Every record below should be transcribed exactly. Omit the images.

**** RECORDS SHOWN ****

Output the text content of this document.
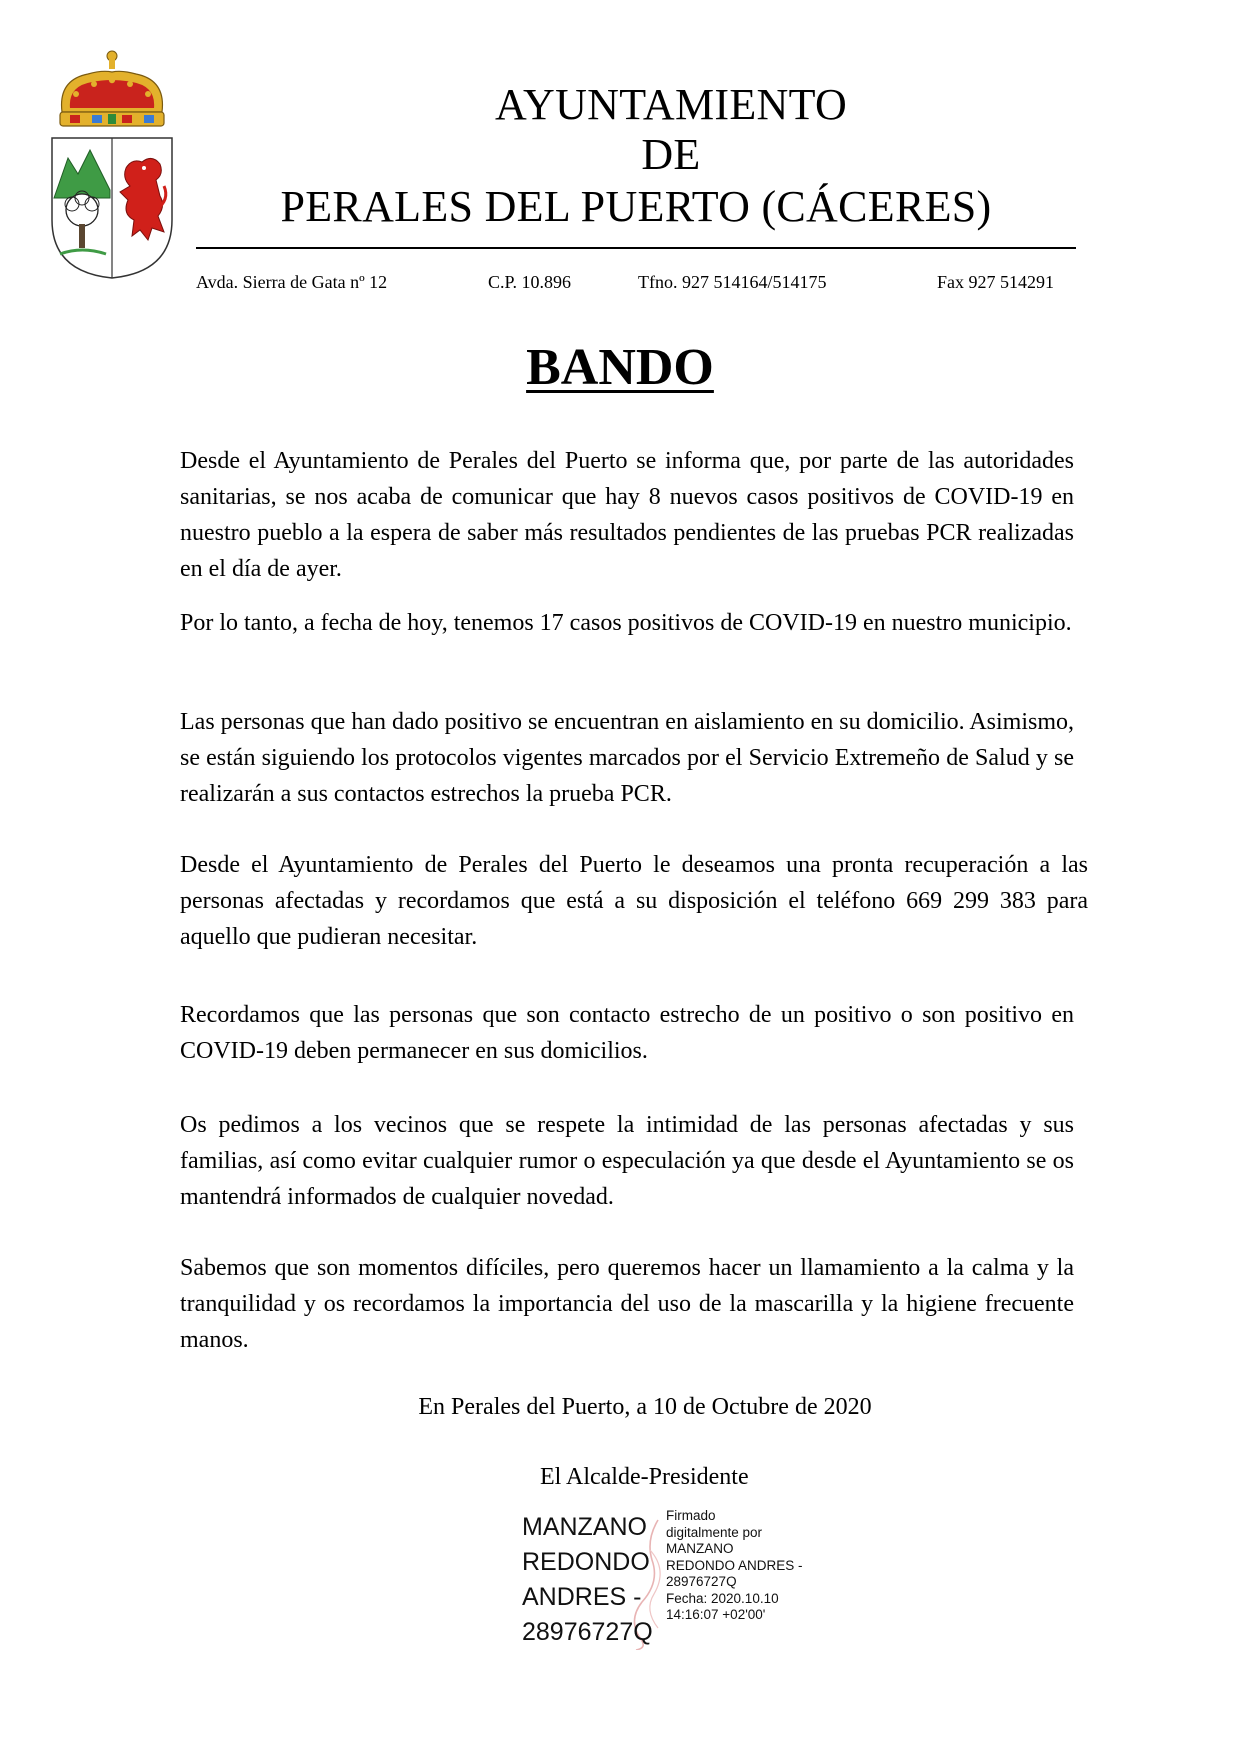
AYUNTAMIENTO
DE
PERALES DEL PUERTO (CÁCERES)
Avda. Sierra de Gata nº 12	C.P. 10.896	Tfno. 927 514164/514175	Fax 927 514291
BANDO
Desde el Ayuntamiento de Perales del Puerto se informa que, por parte de las autoridades sanitarias, se nos acaba de comunicar que hay 8 nuevos casos positivos de COVID-19 en nuestro pueblo a la espera de saber más resultados pendientes de las pruebas PCR realizadas en el día de ayer.
Por lo tanto, a fecha de hoy, tenemos 17 casos positivos de COVID-19 en nuestro municipio.
Las personas que han dado positivo se encuentran en aislamiento en su domicilio. Asimismo, se están siguiendo los protocolos vigentes marcados por el Servicio Extremeño de Salud y se realizarán a sus contactos estrechos la prueba PCR.
Desde el Ayuntamiento de Perales del Puerto le deseamos una pronta recuperación a las personas afectadas y recordamos que está a su disposición el teléfono 669 299 383 para aquello que pudieran necesitar.
Recordamos que las personas que son contacto estrecho de un positivo o son positivo en COVID-19 deben permanecer en sus domicilios.
Os pedimos a los vecinos que se respete la intimidad de las personas afectadas y sus familias, así como evitar cualquier rumor o especulación ya que desde el Ayuntamiento se os mantendrá informados de cualquier novedad.
Sabemos que son momentos difíciles, pero queremos hacer un llamamiento a la calma y la tranquilidad y os recordamos la importancia del uso de la mascarilla y la higiene frecuente manos.
En Perales del Puerto, a 10 de Octubre de 2020
El Alcalde-Presidente
MANZANO
REDONDO
ANDRES -
28976727Q
Firmado
digitalmente por
MANZANO
REDONDO ANDRES -
28976727Q
Fecha: 2020.10.10
14:16:07 +02'00'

****

*EXERCISE SOLUTION*:
Output the text content of this document.
AYUNTAMIENTO
DE
PERALES DEL PUERTO (CÁCERES)
Avda. Sierra de Gata nº 12	C.P. 10.896	Tfno. 927 514164/514175	Fax 927 514291
BANDO
Desde el Ayuntamiento de Perales del Puerto se informa que, por parte de las autoridades sanitarias, se nos acaba de comunicar que hay 8 nuevos casos positivos de COVID-19 en nuestro pueblo a la espera de saber más resultados pendientes de las pruebas PCR realizadas en el día de ayer.
Por lo tanto, a fecha de hoy, tenemos 17 casos positivos de COVID-19 en nuestro municipio.
Las personas que han dado positivo se encuentran en aislamiento en su domicilio. Asimismo, se están siguiendo los protocolos vigentes marcados por el Servicio Extremeño de Salud y se realizarán a sus contactos estrechos la prueba PCR.
Desde el Ayuntamiento de Perales del Puerto le deseamos una pronta recuperación a las personas afectadas y recordamos que está a su disposición el teléfono 669 299 383 para aquello que pudieran necesitar.
Recordamos que las personas que son contacto estrecho de un positivo o son positivo en COVID-19 deben permanecer en sus domicilios.
Os pedimos a los vecinos que se respete la intimidad de las personas afectadas y sus familias, así como evitar cualquier rumor o especulación ya que desde el Ayuntamiento se os mantendrá informados de cualquier novedad.
Sabemos que son momentos difíciles, pero queremos hacer un llamamiento a la calma y la tranquilidad y os recordamos la importancia del uso de la mascarilla y la higiene frecuente manos.
En Perales del Puerto, a 10 de Octubre de 2020
El Alcalde-Presidente
MANZANO
REDONDO
ANDRES -
28976727Q
Firmado
digitalmente por
MANZANO
REDONDO ANDRES -
28976727Q
Fecha: 2020.10.10
14:16:07 +02'00'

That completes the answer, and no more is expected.